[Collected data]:
· · · · · · ·

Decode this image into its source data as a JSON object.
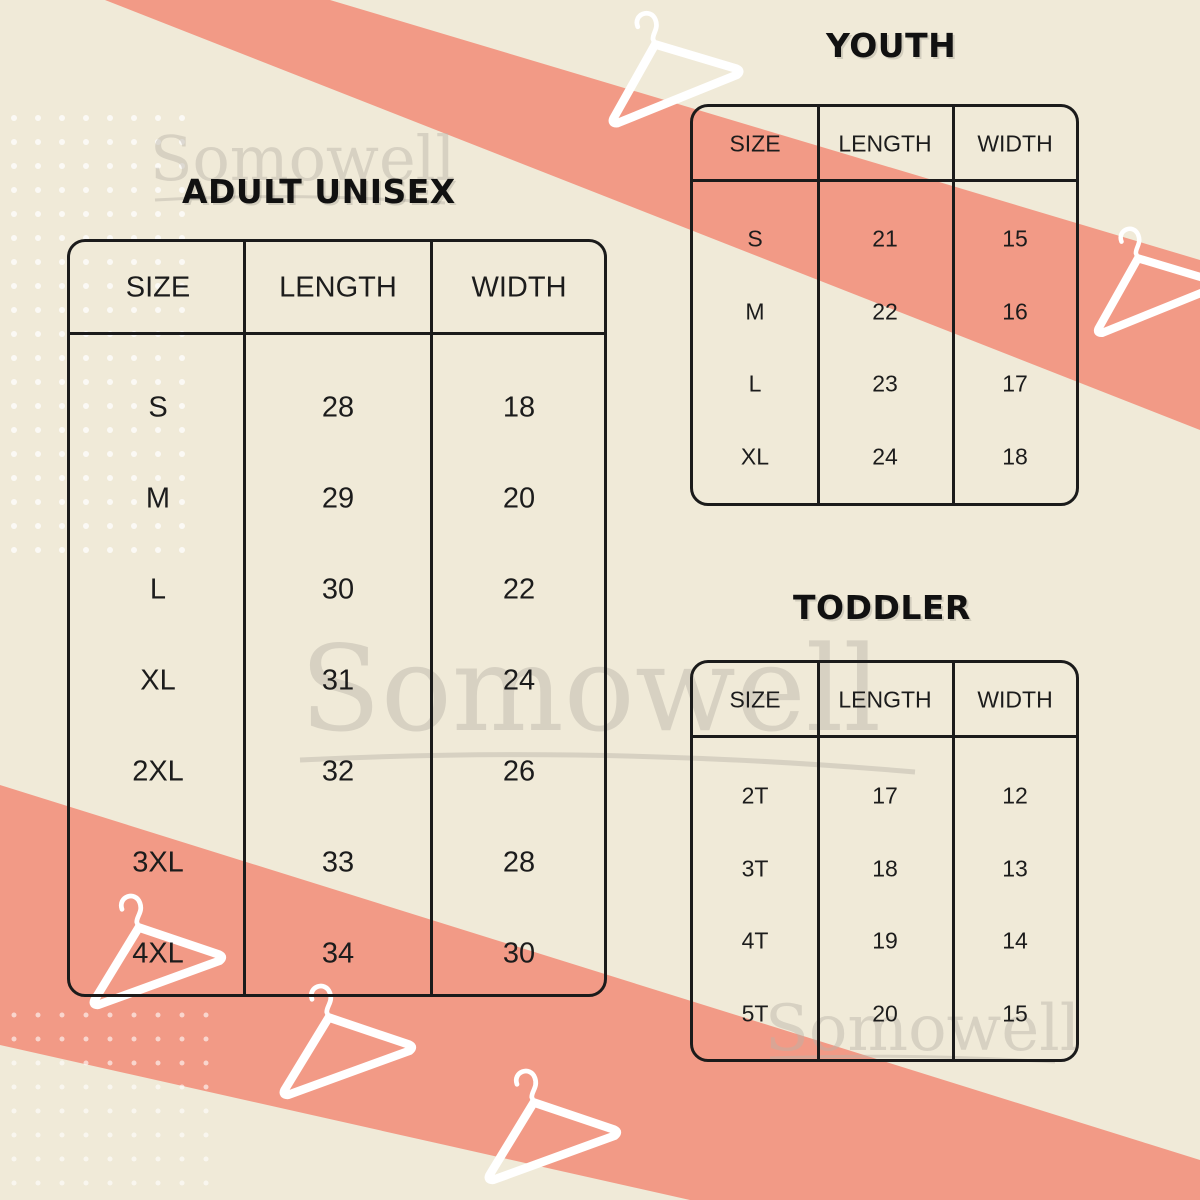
{
  "watermark": "Somowell",
  "colors": {
    "background": "#f0ead8",
    "stripe": "#f29a86",
    "ink": "#1b1b1b",
    "hanger": "#ffffff"
  },
  "adult": {
    "title": "ADULT UNISEX",
    "headers": [
      "SIZE",
      "LENGTH",
      "WIDTH"
    ],
    "rows": [
      [
        "S",
        "28",
        "18"
      ],
      [
        "M",
        "29",
        "20"
      ],
      [
        "L",
        "30",
        "22"
      ],
      [
        "XL",
        "31",
        "24"
      ],
      [
        "2XL",
        "32",
        "26"
      ],
      [
        "3XL",
        "33",
        "28"
      ],
      [
        "4XL",
        "34",
        "30"
      ]
    ]
  },
  "youth": {
    "title": "YOUTH",
    "headers": [
      "SIZE",
      "LENGTH",
      "WIDTH"
    ],
    "rows": [
      [
        "S",
        "21",
        "15"
      ],
      [
        "M",
        "22",
        "16"
      ],
      [
        "L",
        "23",
        "17"
      ],
      [
        "XL",
        "24",
        "18"
      ]
    ]
  },
  "toddler": {
    "title": "TODDLER",
    "headers": [
      "SIZE",
      "LENGTH",
      "WIDTH"
    ],
    "rows": [
      [
        "2T",
        "17",
        "12"
      ],
      [
        "3T",
        "18",
        "13"
      ],
      [
        "4T",
        "19",
        "14"
      ],
      [
        "5T",
        "20",
        "15"
      ]
    ]
  }
}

· · · · · · ·

[Problem to solve]: Of the lines in the material, how many hold the word "title"? Reply with the number only.

[Complete answer]: 3